[Saved data entries]
──────

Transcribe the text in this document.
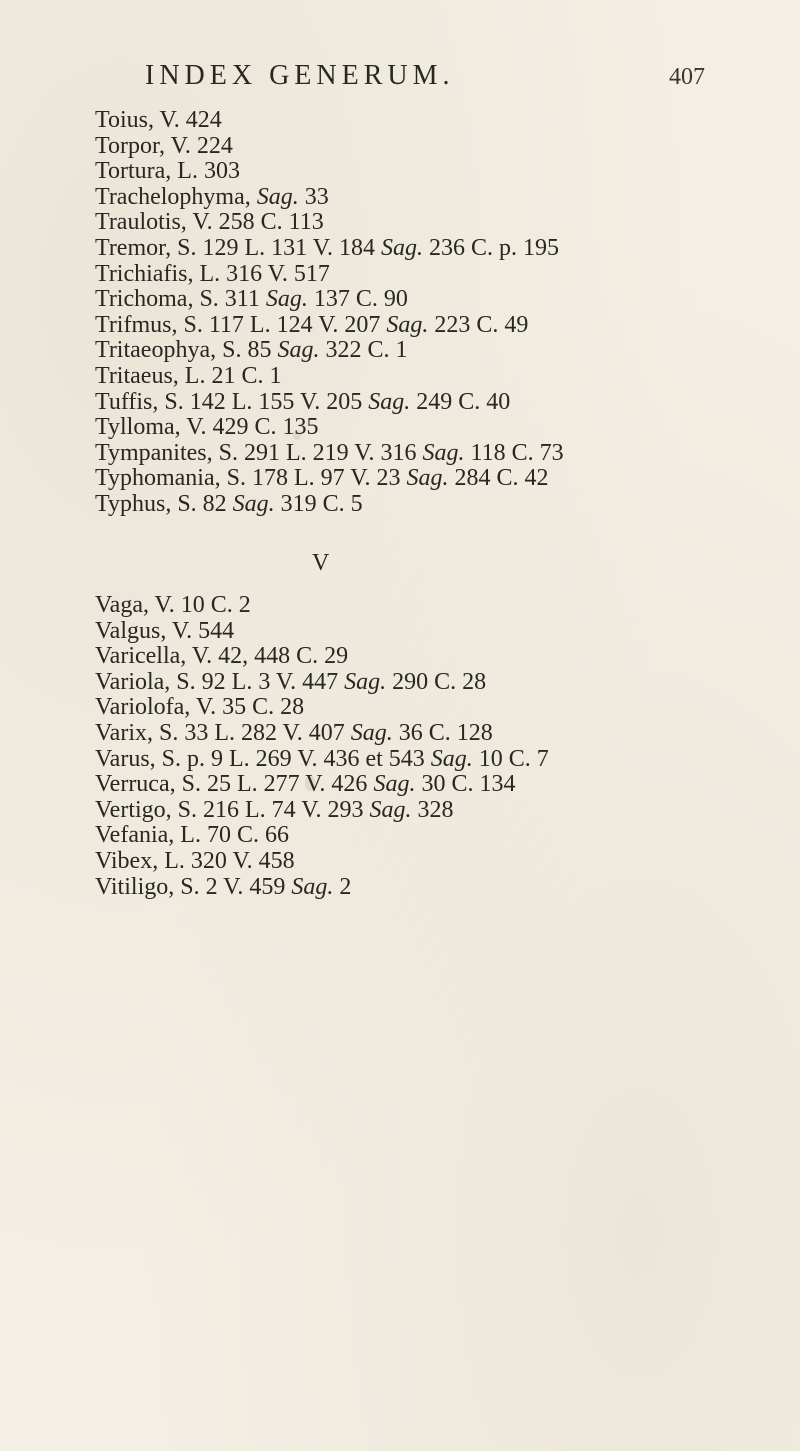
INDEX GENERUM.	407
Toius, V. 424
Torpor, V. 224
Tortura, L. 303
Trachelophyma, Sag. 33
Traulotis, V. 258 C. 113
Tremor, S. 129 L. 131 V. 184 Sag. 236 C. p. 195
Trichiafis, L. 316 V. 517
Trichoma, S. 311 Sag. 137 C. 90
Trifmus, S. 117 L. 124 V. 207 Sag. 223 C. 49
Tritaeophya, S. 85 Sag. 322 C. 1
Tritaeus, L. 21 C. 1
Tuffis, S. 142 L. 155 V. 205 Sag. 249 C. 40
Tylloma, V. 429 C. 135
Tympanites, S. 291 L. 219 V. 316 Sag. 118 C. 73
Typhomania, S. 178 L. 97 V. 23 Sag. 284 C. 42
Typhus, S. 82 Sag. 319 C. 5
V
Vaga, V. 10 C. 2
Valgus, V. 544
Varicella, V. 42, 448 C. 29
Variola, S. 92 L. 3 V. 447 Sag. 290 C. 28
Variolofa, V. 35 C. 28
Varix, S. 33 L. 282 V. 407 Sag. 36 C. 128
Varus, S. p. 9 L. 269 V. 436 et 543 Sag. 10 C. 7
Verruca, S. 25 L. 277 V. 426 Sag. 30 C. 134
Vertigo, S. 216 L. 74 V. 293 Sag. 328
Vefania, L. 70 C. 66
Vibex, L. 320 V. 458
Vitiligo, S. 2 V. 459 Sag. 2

──────

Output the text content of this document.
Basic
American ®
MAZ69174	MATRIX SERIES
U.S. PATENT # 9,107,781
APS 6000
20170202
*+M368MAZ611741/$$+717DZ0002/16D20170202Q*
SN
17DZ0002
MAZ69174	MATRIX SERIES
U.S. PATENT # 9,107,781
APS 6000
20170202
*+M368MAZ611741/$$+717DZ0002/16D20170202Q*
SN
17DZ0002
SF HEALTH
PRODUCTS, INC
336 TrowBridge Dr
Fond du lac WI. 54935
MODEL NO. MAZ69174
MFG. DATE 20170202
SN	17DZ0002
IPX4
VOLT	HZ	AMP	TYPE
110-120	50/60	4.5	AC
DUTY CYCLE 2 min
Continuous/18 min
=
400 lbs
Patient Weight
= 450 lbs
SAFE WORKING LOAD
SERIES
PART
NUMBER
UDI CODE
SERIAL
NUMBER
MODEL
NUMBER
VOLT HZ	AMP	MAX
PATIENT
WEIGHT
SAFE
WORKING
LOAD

──────

-- The request --
From the data above, copy each line that has the string "this".

-- Complete response --
Transcribe the text in this document.
Output the text content of this document.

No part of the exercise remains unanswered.